INSTRUCTIONS FOR THE TASK => Lay out the material as a Markdown table with columns "Row" and "Line", one numbered row per line and blank lines omitted. Begin at the line containing "Itemize the components" and stop after the line containing "settings-item-general[interactable]: 通用设置 bbox=[0, 37, 519, 112]".
>> START DATA SHOWN
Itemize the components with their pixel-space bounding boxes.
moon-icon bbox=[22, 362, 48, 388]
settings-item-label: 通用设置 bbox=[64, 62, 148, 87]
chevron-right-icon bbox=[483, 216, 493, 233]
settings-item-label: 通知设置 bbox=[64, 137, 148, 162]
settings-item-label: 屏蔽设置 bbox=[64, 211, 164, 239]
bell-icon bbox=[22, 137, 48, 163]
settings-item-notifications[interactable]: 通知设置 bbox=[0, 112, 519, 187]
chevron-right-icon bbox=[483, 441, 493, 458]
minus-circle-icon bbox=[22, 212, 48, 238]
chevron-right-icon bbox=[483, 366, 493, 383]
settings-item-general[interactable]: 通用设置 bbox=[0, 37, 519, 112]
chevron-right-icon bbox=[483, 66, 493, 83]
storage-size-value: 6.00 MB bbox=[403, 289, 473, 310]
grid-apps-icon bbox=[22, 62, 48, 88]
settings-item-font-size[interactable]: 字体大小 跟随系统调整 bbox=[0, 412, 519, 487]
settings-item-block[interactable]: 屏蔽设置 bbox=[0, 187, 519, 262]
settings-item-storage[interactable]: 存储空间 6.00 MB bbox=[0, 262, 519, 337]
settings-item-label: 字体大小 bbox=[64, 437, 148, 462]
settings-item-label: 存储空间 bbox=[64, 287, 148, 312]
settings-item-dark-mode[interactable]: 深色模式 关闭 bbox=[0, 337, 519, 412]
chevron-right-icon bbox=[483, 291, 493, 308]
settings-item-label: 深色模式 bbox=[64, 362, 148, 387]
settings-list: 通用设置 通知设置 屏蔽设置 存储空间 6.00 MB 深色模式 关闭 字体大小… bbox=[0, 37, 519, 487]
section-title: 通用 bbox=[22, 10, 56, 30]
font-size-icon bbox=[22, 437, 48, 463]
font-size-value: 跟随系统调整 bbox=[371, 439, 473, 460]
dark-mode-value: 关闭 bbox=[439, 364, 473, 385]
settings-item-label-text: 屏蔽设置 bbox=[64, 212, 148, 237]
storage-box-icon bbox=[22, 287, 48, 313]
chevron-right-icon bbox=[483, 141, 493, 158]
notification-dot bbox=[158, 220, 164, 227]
>> END DATA SHOWN
>> START DATA SHOWN
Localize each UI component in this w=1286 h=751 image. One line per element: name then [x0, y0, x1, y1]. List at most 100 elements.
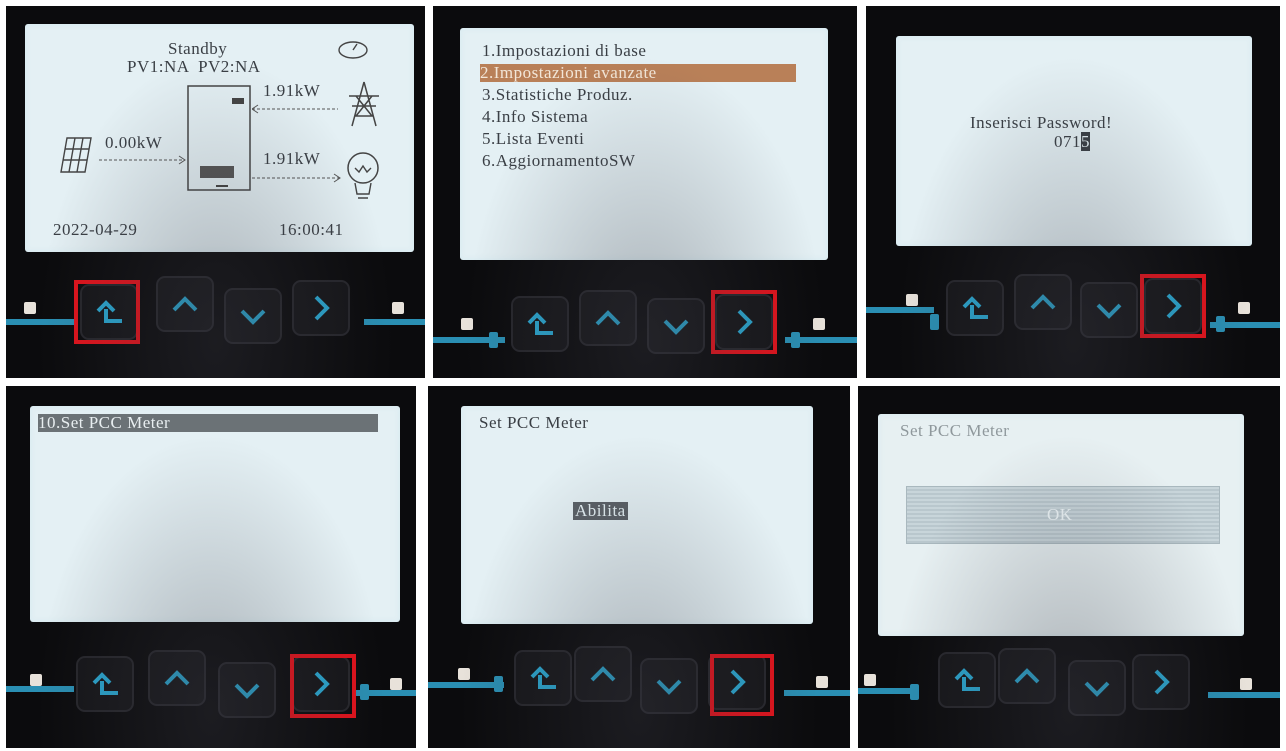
>> END DATA SHOWN
SOLUTION TO THE PROBLEM =>
| Row | Line |
|---|---|
| 1 | Itemize the components with their pixel-space bounding boxes. |
| 2 | moon-icon bbox=[22, 362, 48, 388] |
| 3 | settings-item-label: 通用设置 bbox=[64, 62, 148, 87] |
| 4 | chevron-right-icon bbox=[483, 216, 493, 233] |
| 5 | settings-item-label: 通知设置 bbox=[64, 137, 148, 162] |
| 6 | settings-item-label: 屏蔽设置 bbox=[64, 211, 164, 239] |
| 7 | bell-icon bbox=[22, 137, 48, 163] |
| 8 | settings-item-notifications[interactable]: 通知设置 bbox=[0, 112, 519, 187] |
| 9 | chevron-right-icon bbox=[483, 441, 493, 458] |
| 10 | minus-circle-icon bbox=[22, 212, 48, 238] |
| 11 | chevron-right-icon bbox=[483, 366, 493, 383] |
| 12 | settings-item-general[interactable]: 通用设置 bbox=[0, 37, 519, 112] |